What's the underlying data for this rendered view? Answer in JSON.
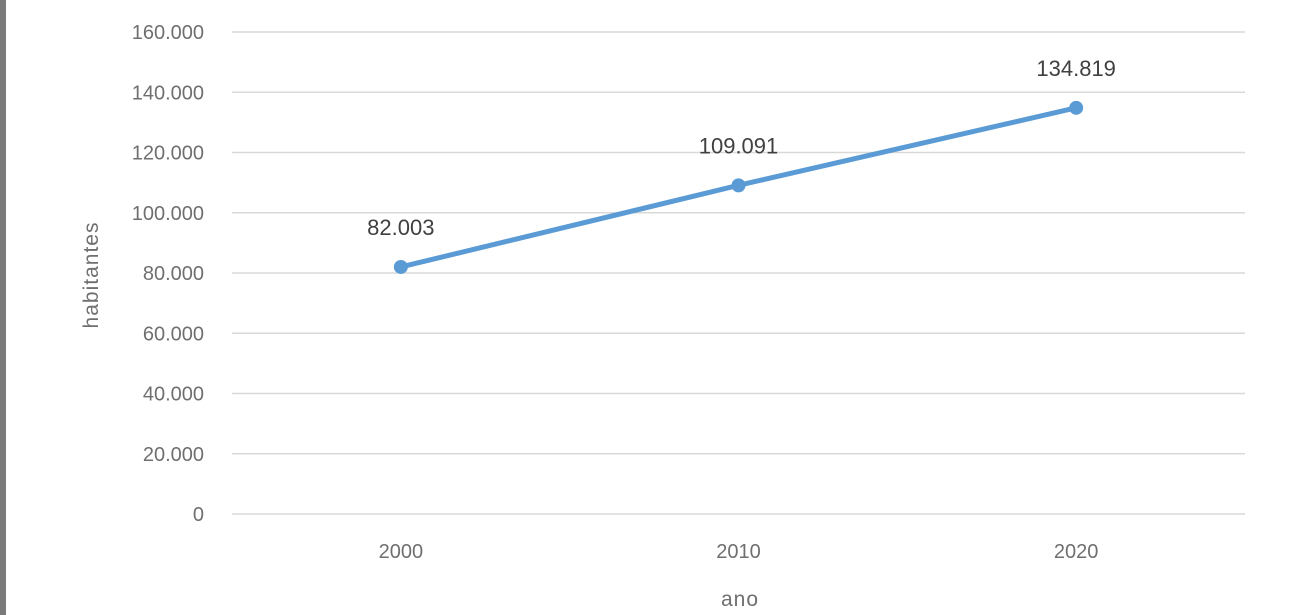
{
  "chart_data": {
    "type": "line",
    "title": "",
    "xlabel": "ano",
    "ylabel": "habitantes",
    "categories": [
      "2000",
      "2010",
      "2020"
    ],
    "series": [
      {
        "values": [
          82003,
          109091,
          134819
        ],
        "data_labels": [
          "82.003",
          "109.091",
          "134.819"
        ],
        "color": "#5b9bd5"
      }
    ],
    "ylim": [
      0,
      160000
    ],
    "y_ticks": [
      0,
      20000,
      40000,
      60000,
      80000,
      100000,
      120000,
      140000,
      160000
    ],
    "y_tick_labels": [
      "0",
      "20.000",
      "40.000",
      "60.000",
      "80.000",
      "100.000",
      "120.000",
      "140.000",
      "160.000"
    ],
    "grid": true,
    "legend": false
  },
  "colors": {
    "series": "#5b9bd5",
    "grid": "#d9d9d9",
    "tick_text": "#6f6f6f",
    "data_label_text": "#404040"
  }
}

------------------------------------------------------------

What you should do
Write the listing above out again exactly, dropping each image.

Written reply
What's the underlying data for this rendered view? Answer in JSON.
{
  "chart_data": {
    "type": "line",
    "title": "",
    "xlabel": "ano",
    "ylabel": "habitantes",
    "categories": [
      "2000",
      "2010",
      "2020"
    ],
    "series": [
      {
        "values": [
          82003,
          109091,
          134819
        ],
        "data_labels": [
          "82.003",
          "109.091",
          "134.819"
        ],
        "color": "#5b9bd5"
      }
    ],
    "ylim": [
      0,
      160000
    ],
    "y_ticks": [
      0,
      20000,
      40000,
      60000,
      80000,
      100000,
      120000,
      140000,
      160000
    ],
    "y_tick_labels": [
      "0",
      "20.000",
      "40.000",
      "60.000",
      "80.000",
      "100.000",
      "120.000",
      "140.000",
      "160.000"
    ],
    "grid": true,
    "legend": false
  },
  "colors": {
    "series": "#5b9bd5",
    "grid": "#d9d9d9",
    "tick_text": "#6f6f6f",
    "data_label_text": "#404040"
  }
}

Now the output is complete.